→ **Aim of the exercise**: Tally every line of the listing below that holds "What", then give the tally alone.

------ Listed entries

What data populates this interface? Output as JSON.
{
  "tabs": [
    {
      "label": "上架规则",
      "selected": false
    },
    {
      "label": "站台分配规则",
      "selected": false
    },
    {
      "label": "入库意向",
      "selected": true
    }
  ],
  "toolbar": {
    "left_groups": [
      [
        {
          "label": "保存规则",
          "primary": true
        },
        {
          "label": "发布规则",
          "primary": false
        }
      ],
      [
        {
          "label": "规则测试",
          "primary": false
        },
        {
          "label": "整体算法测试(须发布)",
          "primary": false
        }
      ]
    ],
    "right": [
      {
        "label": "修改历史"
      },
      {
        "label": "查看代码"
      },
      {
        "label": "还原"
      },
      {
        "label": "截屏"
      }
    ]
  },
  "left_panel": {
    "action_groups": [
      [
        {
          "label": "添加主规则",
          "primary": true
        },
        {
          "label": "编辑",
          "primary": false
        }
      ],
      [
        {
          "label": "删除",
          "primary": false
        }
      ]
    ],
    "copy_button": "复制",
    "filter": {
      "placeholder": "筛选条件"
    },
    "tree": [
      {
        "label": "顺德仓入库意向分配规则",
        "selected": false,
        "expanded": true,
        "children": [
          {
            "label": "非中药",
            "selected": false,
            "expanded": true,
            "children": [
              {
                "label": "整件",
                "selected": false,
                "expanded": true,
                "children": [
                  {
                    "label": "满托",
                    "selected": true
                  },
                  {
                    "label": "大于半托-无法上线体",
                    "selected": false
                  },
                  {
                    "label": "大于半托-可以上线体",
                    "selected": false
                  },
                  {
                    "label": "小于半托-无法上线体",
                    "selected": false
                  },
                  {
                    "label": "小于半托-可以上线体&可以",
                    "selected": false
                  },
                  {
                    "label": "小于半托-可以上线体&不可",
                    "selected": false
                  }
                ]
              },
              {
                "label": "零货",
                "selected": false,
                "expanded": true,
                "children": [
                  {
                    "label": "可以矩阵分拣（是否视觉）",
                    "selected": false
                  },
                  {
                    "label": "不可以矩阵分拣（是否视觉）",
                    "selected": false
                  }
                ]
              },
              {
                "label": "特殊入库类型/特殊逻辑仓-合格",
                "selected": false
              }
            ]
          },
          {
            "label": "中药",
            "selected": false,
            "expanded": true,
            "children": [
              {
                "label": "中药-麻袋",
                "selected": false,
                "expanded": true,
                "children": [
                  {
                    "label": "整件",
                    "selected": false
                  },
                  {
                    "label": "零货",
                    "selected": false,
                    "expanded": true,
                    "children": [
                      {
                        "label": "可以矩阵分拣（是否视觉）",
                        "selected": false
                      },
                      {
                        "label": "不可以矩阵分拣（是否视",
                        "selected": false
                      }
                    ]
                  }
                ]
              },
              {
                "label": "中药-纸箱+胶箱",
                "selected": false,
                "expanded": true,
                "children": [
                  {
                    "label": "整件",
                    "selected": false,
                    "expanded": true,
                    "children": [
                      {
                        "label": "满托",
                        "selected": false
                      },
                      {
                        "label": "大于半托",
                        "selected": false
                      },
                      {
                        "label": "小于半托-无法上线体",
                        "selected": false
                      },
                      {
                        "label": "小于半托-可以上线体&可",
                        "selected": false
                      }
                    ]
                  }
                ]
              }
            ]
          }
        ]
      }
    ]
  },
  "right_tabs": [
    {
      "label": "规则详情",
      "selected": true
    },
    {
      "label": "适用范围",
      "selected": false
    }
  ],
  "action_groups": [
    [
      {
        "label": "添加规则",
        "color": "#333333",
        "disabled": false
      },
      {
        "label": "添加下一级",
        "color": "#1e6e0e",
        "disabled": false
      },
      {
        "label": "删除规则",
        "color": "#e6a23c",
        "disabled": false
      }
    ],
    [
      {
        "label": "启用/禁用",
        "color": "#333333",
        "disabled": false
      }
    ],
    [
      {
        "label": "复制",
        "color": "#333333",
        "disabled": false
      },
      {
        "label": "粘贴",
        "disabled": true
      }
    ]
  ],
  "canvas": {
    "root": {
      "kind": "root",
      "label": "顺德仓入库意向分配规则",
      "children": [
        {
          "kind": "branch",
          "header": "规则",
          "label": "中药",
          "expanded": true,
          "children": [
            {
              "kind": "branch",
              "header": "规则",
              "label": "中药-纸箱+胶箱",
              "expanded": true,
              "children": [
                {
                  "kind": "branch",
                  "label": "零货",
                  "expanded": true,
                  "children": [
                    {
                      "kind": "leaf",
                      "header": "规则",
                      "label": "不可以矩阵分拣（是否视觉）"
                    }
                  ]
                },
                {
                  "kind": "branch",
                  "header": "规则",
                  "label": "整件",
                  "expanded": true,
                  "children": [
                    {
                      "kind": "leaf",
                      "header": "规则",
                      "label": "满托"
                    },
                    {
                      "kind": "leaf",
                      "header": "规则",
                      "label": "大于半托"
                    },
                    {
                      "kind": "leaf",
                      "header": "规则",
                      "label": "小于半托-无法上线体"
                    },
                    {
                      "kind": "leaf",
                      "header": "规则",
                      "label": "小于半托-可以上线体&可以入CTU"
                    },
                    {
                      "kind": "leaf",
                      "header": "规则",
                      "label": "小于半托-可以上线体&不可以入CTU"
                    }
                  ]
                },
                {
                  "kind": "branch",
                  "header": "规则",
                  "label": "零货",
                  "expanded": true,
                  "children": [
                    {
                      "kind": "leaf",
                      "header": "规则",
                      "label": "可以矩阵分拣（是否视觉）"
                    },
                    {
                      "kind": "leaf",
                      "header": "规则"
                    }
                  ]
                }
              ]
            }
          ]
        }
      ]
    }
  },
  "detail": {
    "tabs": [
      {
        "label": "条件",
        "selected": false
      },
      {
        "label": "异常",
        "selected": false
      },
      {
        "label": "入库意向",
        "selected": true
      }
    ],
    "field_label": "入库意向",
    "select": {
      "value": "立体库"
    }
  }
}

------------
------ Listed entries

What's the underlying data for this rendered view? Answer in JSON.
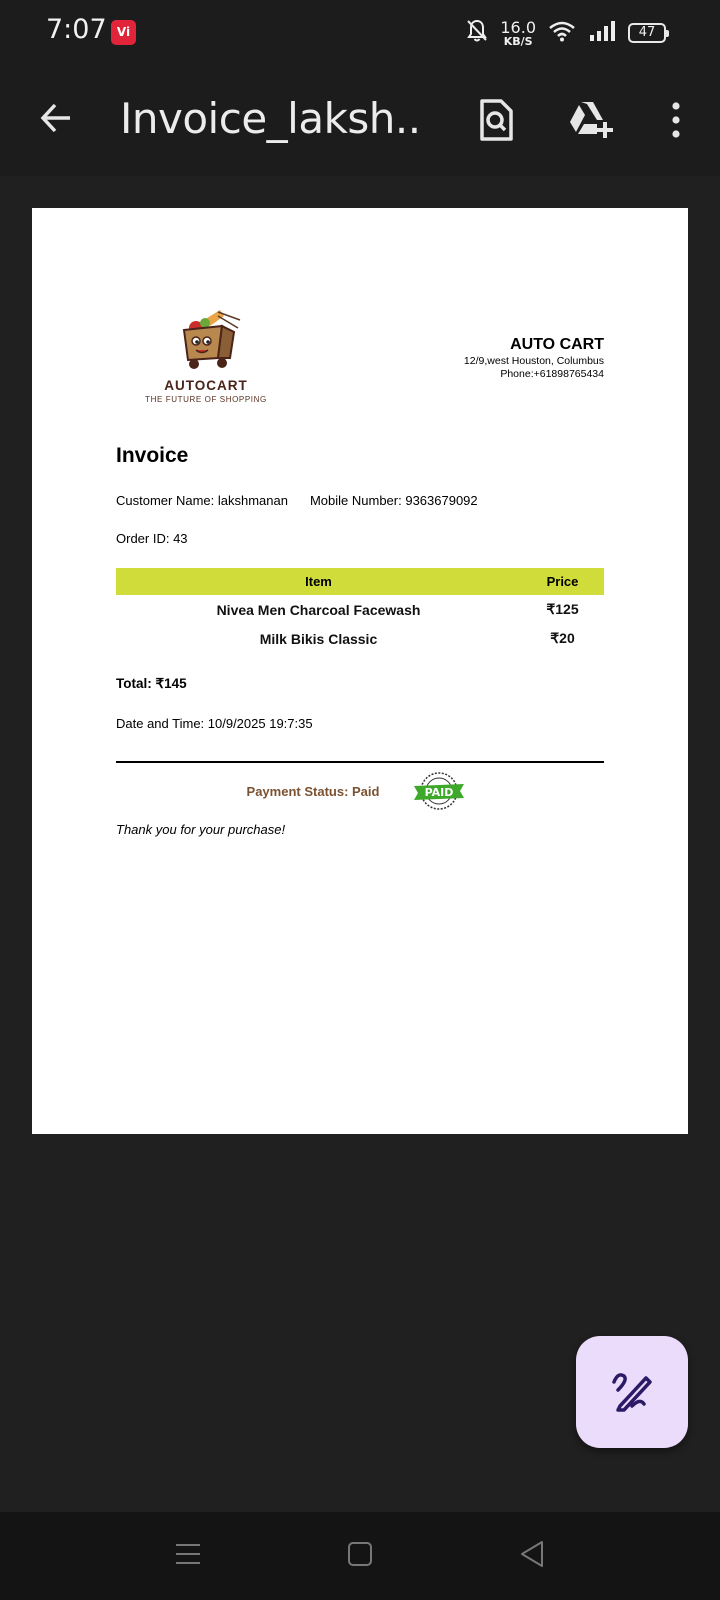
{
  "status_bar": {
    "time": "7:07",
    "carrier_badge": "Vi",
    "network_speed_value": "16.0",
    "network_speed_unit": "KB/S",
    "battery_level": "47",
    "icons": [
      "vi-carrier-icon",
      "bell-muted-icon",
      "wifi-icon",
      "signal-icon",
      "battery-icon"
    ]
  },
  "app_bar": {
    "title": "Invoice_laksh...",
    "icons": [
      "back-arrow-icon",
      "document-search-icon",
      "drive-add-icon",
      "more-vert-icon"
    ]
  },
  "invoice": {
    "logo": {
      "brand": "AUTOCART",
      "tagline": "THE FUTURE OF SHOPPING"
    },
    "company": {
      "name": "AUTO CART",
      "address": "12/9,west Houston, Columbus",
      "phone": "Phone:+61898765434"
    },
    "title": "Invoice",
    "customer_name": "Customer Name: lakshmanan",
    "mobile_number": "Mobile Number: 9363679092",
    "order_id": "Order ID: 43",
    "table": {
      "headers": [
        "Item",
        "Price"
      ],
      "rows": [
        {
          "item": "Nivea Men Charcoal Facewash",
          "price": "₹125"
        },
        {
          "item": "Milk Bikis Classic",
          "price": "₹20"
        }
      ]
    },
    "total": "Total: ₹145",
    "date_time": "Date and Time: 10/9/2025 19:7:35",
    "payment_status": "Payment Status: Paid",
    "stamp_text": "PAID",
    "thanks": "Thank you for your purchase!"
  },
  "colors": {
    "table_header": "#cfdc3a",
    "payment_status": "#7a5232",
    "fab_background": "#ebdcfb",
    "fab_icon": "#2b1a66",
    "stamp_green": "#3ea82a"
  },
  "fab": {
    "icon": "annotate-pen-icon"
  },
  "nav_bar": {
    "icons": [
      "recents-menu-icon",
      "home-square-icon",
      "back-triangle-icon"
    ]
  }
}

------------
------ Listed entries

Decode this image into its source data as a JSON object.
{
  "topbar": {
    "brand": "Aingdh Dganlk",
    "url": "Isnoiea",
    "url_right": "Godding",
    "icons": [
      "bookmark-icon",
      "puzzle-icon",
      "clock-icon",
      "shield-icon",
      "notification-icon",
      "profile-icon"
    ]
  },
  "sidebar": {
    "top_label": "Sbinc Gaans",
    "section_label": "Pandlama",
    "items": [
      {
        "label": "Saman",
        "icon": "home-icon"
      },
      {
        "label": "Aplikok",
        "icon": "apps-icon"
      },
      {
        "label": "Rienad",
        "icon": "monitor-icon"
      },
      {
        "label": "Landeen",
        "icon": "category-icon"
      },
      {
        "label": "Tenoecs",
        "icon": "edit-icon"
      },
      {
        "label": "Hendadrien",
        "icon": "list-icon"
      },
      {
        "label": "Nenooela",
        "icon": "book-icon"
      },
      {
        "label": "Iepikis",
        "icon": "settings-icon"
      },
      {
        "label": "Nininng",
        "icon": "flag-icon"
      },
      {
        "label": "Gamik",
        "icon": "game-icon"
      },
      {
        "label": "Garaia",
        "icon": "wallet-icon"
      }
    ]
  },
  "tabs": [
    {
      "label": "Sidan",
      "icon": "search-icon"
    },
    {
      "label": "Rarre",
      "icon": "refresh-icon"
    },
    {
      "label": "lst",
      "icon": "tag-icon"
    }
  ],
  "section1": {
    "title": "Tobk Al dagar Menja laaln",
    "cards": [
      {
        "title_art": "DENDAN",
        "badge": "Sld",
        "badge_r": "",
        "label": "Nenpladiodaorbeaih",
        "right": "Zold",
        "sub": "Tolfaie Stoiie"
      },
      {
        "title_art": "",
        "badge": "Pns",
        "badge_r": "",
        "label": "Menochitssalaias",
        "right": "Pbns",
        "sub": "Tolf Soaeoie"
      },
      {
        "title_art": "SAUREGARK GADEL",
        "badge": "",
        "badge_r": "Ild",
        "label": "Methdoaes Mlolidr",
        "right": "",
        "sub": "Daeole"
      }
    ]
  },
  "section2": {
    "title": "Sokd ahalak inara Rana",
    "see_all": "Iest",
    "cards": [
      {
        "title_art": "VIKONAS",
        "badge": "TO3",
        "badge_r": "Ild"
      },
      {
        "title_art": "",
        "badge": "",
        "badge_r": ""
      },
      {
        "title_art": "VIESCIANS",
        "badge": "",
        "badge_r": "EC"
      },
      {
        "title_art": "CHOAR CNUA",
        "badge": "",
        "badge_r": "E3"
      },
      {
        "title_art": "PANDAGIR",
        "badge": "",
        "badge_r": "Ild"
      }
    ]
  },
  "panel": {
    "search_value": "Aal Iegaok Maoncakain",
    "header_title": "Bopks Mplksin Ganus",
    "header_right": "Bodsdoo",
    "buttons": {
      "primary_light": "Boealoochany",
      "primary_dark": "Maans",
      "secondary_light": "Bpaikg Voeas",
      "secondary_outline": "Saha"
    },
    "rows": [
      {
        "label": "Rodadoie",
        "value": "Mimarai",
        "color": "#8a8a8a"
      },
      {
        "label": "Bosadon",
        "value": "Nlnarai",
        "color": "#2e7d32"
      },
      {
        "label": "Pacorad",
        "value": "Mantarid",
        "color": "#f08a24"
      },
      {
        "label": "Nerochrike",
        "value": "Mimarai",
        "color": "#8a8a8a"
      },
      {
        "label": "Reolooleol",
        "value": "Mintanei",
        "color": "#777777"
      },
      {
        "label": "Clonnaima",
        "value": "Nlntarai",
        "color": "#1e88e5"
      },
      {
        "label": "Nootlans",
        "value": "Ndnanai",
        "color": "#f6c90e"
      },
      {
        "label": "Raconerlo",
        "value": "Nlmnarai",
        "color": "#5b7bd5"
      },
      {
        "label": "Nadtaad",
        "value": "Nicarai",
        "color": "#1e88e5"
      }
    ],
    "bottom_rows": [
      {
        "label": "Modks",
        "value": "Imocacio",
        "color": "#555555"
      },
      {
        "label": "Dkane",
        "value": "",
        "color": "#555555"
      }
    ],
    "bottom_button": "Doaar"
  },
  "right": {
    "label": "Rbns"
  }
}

------------

→ **Solution to this task**: 2